+++ DATA FOR PROCESSING +++

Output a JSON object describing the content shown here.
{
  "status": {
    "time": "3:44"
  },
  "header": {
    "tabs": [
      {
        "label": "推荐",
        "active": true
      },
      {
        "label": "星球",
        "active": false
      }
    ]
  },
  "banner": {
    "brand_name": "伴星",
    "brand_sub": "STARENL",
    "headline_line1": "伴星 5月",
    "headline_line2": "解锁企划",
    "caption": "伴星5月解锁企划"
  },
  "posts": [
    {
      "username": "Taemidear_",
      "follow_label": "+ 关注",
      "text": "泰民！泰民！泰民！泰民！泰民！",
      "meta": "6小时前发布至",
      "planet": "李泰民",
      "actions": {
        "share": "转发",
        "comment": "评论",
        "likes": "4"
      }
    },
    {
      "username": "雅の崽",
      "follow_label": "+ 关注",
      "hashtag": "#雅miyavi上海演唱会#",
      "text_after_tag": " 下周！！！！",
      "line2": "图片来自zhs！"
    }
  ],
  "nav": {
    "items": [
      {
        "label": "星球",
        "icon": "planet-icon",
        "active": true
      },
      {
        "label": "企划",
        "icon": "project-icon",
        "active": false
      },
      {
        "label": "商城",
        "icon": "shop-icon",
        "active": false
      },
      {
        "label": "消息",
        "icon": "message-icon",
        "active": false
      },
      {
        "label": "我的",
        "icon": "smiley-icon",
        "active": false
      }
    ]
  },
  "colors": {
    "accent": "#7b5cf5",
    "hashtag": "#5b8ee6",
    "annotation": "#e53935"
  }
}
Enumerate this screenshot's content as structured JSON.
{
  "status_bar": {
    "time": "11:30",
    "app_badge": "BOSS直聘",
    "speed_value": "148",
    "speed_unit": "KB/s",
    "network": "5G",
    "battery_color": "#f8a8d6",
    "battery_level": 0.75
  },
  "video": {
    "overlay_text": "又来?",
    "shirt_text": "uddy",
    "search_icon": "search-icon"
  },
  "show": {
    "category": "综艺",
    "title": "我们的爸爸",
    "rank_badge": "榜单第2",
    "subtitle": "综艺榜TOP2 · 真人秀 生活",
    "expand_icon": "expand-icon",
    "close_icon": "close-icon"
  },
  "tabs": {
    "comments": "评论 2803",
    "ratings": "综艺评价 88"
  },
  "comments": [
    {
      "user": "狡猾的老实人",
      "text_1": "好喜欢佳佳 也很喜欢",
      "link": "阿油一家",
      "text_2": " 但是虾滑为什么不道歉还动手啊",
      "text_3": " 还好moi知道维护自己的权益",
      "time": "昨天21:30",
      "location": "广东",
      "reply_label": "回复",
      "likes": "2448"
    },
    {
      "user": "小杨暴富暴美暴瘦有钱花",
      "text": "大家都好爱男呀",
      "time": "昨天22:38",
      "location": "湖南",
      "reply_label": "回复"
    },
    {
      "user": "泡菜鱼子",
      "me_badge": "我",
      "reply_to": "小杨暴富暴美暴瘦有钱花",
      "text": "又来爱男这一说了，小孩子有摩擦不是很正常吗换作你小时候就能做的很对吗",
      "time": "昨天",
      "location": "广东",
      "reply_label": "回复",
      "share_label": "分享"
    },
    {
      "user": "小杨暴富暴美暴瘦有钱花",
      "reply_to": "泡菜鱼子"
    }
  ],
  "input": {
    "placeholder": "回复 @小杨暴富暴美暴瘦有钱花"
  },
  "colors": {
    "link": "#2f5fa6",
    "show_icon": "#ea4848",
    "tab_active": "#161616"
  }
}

+++

SHORT PROBLEM: Write out the whole listing exactly.

EXPECTED OUTPUT:
Output a JSON object describing the content shown here.
{
  "status": {
    "time": "3:44"
  },
  "header": {
    "tabs": [
      {
        "label": "推荐",
        "active": true
      },
      {
        "label": "星球",
        "active": false
      }
    ]
  },
  "banner": {
    "brand_name": "伴星",
    "brand_sub": "STARENL",
    "headline_line1": "伴星 5月",
    "headline_line2": "解锁企划",
    "caption": "伴星5月解锁企划"
  },
  "posts": [
    {
      "username": "Taemidear_",
      "follow_label": "+ 关注",
      "text": "泰民！泰民！泰民！泰民！泰民！",
      "meta": "6小时前发布至",
      "planet": "李泰民",
      "actions": {
        "share": "转发",
        "comment": "评论",
        "likes": "4"
      }
    },
    {
      "username": "雅の崽",
      "follow_label": "+ 关注",
      "hashtag": "#雅miyavi上海演唱会#",
      "text_after_tag": " 下周！！！！",
      "line2": "图片来自zhs！"
    }
  ],
  "nav": {
    "items": [
      {
        "label": "星球",
        "icon": "planet-icon",
        "active": true
      },
      {
        "label": "企划",
        "icon": "project-icon",
        "active": false
      },
      {
        "label": "商城",
        "icon": "shop-icon",
        "active": false
      },
      {
        "label": "消息",
        "icon": "message-icon",
        "active": false
      },
      {
        "label": "我的",
        "icon": "smiley-icon",
        "active": false
      }
    ]
  },
  "colors": {
    "accent": "#7b5cf5",
    "hashtag": "#5b8ee6",
    "annotation": "#e53935"
  }
}
Enumerate this screenshot's content as structured JSON.
{
  "status_bar": {
    "time": "11:30",
    "app_badge": "BOSS直聘",
    "speed_value": "148",
    "speed_unit": "KB/s",
    "network": "5G",
    "battery_color": "#f8a8d6",
    "battery_level": 0.75
  },
  "video": {
    "overlay_text": "又来?",
    "shirt_text": "uddy",
    "search_icon": "search-icon"
  },
  "show": {
    "category": "综艺",
    "title": "我们的爸爸",
    "rank_badge": "榜单第2",
    "subtitle": "综艺榜TOP2 · 真人秀 生活",
    "expand_icon": "expand-icon",
    "close_icon": "close-icon"
  },
  "tabs": {
    "comments": "评论 2803",
    "ratings": "综艺评价 88"
  },
  "comments": [
    {
      "user": "狡猾的老实人",
      "text_1": "好喜欢佳佳 也很喜欢",
      "link": "阿油一家",
      "text_2": " 但是虾滑为什么不道歉还动手啊",
      "text_3": " 还好moi知道维护自己的权益",
      "time": "昨天21:30",
      "location": "广东",
      "reply_label": "回复",
      "likes": "2448"
    },
    {
      "user": "小杨暴富暴美暴瘦有钱花",
      "text": "大家都好爱男呀",
      "time": "昨天22:38",
      "location": "湖南",
      "reply_label": "回复"
    },
    {
      "user": "泡菜鱼子",
      "me_badge": "我",
      "reply_to": "小杨暴富暴美暴瘦有钱花",
      "text": "又来爱男这一说了，小孩子有摩擦不是很正常吗换作你小时候就能做的很对吗",
      "time": "昨天",
      "location": "广东",
      "reply_label": "回复",
      "share_label": "分享"
    },
    {
      "user": "小杨暴富暴美暴瘦有钱花",
      "reply_to": "泡菜鱼子"
    }
  ],
  "input": {
    "placeholder": "回复 @小杨暴富暴美暴瘦有钱花"
  },
  "colors": {
    "link": "#2f5fa6",
    "show_icon": "#ea4848",
    "tab_active": "#161616"
  }
}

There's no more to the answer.